▶ **GIVEN PROBLEM**:
Search the data below for the string "title". Extract every line that contains it.

▶ **INFORMATION SHOWN**:
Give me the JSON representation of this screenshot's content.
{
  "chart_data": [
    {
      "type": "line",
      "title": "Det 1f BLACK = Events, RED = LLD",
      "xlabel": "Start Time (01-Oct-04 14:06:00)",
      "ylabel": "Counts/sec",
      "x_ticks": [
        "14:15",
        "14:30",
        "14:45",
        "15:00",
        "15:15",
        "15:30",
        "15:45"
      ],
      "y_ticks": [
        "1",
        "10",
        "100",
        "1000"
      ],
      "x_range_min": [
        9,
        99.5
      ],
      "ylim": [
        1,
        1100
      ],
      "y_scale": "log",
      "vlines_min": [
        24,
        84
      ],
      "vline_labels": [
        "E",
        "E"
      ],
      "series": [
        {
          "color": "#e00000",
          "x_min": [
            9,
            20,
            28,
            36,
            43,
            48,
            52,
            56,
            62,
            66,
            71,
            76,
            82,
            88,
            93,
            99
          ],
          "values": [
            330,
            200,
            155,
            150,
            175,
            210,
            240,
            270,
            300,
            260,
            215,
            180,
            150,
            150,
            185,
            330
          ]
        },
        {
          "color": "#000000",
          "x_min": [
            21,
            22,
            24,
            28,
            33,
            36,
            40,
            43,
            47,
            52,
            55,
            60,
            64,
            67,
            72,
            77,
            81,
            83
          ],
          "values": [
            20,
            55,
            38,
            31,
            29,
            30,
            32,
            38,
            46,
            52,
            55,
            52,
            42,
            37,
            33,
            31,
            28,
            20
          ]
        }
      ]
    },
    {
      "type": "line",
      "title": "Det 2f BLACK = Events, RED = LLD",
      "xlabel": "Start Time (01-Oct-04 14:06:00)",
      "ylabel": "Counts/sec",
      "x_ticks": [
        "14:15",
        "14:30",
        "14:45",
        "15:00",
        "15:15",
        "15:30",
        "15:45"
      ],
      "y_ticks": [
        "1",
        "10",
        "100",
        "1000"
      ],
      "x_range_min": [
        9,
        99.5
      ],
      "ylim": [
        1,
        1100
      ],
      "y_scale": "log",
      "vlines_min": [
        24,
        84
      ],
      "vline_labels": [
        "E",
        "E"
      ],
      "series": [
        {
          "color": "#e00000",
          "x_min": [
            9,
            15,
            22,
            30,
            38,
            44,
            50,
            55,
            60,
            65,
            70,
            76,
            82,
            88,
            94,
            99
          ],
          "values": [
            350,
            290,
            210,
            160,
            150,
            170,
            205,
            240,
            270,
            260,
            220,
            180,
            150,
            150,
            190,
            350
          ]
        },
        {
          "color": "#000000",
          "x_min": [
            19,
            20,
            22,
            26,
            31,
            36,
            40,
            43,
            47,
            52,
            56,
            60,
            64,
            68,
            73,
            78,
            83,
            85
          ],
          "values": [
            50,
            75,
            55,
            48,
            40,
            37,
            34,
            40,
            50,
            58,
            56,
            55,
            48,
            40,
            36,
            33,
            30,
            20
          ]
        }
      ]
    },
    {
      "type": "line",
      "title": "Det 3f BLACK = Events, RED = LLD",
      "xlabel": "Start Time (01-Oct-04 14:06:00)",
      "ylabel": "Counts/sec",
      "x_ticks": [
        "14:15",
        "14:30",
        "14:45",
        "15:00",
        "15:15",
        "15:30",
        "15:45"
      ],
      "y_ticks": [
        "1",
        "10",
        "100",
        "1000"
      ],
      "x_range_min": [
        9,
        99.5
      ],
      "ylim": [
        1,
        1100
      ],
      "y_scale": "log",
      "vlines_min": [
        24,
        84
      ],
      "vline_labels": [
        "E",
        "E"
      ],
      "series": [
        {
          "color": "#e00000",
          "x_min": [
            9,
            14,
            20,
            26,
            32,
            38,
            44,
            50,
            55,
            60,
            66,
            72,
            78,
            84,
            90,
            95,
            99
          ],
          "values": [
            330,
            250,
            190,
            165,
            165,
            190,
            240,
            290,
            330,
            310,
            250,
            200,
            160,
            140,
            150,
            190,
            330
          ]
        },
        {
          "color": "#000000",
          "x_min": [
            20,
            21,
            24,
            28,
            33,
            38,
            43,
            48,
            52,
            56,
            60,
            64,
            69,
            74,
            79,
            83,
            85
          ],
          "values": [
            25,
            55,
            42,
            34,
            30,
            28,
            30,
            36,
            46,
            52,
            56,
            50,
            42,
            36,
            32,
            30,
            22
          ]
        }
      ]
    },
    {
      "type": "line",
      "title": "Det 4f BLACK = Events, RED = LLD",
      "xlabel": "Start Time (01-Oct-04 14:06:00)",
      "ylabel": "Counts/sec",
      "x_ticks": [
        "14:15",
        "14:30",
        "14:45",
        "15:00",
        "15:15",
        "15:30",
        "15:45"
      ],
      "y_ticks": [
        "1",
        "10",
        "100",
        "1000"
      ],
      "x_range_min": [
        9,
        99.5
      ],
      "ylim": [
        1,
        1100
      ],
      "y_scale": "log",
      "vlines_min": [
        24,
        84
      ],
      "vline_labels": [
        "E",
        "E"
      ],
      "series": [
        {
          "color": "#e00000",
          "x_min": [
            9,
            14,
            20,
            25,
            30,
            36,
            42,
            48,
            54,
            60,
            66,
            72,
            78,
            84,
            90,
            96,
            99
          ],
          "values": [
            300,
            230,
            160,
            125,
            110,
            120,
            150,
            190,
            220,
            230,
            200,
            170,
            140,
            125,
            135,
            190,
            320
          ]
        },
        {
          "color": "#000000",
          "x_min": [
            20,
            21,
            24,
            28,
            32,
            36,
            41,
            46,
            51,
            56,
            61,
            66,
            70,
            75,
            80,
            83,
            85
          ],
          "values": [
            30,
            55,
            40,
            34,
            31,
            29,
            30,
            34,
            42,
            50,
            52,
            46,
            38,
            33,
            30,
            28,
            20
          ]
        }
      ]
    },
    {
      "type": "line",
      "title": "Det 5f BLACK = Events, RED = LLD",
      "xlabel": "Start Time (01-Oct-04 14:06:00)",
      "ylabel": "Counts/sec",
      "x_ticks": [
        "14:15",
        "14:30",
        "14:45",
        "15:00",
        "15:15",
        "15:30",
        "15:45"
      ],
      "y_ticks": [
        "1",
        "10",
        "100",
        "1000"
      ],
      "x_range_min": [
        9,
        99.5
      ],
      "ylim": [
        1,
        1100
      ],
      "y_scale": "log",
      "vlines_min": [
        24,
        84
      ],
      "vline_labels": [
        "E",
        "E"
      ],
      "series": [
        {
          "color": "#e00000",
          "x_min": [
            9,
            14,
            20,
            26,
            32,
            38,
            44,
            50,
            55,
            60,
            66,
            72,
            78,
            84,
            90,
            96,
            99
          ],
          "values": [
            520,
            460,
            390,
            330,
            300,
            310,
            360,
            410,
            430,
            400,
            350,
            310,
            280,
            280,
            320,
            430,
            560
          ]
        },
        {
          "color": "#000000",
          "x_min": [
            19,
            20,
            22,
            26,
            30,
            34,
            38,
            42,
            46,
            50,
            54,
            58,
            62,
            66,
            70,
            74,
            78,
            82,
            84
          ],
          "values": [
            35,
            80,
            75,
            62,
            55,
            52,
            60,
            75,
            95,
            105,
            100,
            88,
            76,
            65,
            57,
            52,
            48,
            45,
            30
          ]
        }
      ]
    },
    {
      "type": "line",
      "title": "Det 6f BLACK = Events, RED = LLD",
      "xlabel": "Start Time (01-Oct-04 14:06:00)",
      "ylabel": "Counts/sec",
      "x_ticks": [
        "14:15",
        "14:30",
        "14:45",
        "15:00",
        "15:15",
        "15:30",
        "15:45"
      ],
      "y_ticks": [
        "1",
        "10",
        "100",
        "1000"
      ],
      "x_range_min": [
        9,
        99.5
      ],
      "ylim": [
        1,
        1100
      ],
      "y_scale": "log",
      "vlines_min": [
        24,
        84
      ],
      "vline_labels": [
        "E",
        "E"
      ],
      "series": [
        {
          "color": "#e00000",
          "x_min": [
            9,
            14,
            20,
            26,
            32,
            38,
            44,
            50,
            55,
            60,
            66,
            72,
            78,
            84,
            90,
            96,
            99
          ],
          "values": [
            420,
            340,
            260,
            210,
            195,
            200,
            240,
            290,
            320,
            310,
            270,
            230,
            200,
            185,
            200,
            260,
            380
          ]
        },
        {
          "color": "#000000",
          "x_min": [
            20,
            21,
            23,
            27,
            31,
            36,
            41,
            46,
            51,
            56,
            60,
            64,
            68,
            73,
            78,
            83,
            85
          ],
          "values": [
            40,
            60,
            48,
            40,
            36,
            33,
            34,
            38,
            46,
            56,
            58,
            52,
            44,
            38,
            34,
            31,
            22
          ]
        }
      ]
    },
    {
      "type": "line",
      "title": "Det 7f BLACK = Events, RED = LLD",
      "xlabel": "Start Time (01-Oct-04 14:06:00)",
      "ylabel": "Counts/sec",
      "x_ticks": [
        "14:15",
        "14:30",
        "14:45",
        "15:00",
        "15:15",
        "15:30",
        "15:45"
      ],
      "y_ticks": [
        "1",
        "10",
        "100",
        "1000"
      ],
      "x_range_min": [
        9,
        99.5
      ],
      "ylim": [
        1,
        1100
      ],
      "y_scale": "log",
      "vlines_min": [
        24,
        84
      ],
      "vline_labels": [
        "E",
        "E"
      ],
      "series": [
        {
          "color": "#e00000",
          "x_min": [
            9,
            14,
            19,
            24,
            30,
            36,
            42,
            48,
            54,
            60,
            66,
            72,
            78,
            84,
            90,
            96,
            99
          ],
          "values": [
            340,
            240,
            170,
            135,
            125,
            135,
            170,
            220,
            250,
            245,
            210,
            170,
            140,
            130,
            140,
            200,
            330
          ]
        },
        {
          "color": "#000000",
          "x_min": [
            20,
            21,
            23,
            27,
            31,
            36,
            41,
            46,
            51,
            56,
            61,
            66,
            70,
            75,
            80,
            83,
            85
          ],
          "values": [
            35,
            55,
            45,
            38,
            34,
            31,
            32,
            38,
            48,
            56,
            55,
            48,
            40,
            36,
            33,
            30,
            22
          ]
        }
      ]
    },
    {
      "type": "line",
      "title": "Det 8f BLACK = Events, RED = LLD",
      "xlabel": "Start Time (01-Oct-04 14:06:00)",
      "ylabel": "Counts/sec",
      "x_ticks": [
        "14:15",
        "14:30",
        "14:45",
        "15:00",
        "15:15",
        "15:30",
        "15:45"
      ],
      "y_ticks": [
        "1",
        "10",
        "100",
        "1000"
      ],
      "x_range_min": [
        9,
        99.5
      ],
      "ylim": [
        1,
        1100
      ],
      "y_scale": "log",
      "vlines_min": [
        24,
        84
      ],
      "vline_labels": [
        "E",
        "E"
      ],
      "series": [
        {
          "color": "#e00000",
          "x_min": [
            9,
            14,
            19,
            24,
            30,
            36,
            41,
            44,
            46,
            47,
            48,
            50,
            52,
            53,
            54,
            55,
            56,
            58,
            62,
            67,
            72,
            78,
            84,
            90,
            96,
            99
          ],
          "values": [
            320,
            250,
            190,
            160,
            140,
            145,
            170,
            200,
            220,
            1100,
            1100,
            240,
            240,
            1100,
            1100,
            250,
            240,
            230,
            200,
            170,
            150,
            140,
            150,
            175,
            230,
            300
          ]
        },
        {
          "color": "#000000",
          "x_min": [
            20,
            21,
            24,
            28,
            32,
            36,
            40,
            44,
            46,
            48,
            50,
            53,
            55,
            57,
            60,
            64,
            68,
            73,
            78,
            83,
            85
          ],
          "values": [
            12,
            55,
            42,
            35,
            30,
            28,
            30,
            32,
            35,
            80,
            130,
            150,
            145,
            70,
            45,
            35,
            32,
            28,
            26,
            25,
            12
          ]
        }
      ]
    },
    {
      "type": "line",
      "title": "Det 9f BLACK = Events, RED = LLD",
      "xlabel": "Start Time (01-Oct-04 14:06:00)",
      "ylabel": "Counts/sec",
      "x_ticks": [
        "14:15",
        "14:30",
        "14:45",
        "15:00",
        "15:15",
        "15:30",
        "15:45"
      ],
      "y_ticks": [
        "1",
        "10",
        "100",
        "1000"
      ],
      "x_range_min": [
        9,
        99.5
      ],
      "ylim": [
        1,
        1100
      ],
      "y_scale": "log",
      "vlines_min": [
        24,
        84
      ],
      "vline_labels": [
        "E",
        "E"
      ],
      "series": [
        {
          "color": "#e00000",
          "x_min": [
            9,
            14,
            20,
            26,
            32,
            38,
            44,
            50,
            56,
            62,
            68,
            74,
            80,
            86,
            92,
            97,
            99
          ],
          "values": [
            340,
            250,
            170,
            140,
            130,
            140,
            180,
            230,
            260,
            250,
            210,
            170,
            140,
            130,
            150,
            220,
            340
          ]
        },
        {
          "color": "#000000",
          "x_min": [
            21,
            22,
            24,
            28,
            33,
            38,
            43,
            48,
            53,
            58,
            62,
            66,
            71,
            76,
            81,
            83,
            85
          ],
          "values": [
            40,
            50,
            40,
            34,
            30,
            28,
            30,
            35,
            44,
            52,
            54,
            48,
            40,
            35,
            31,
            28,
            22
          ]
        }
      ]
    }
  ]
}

▶ **WRITTEN SOLUTION**:
      "title": "Det 1f BLACK = Events, RED = LLD",
      "title": "Det 2f BLACK = Events, RED = LLD",
      "title": "Det 3f BLACK = Events, RED = LLD",
      "title": "Det 4f BLACK = Events, RED = LLD",
      "title": "Det 5f BLACK = Events, RED = LLD",
      "title": "Det 6f BLACK = Events, RED = LLD",
      "title": "Det 7f BLACK = Events, RED = LLD",
      "title": "Det 8f BLACK = Events, RED = LLD",
      "title": "Det 9f BLACK = Events, RED = LLD",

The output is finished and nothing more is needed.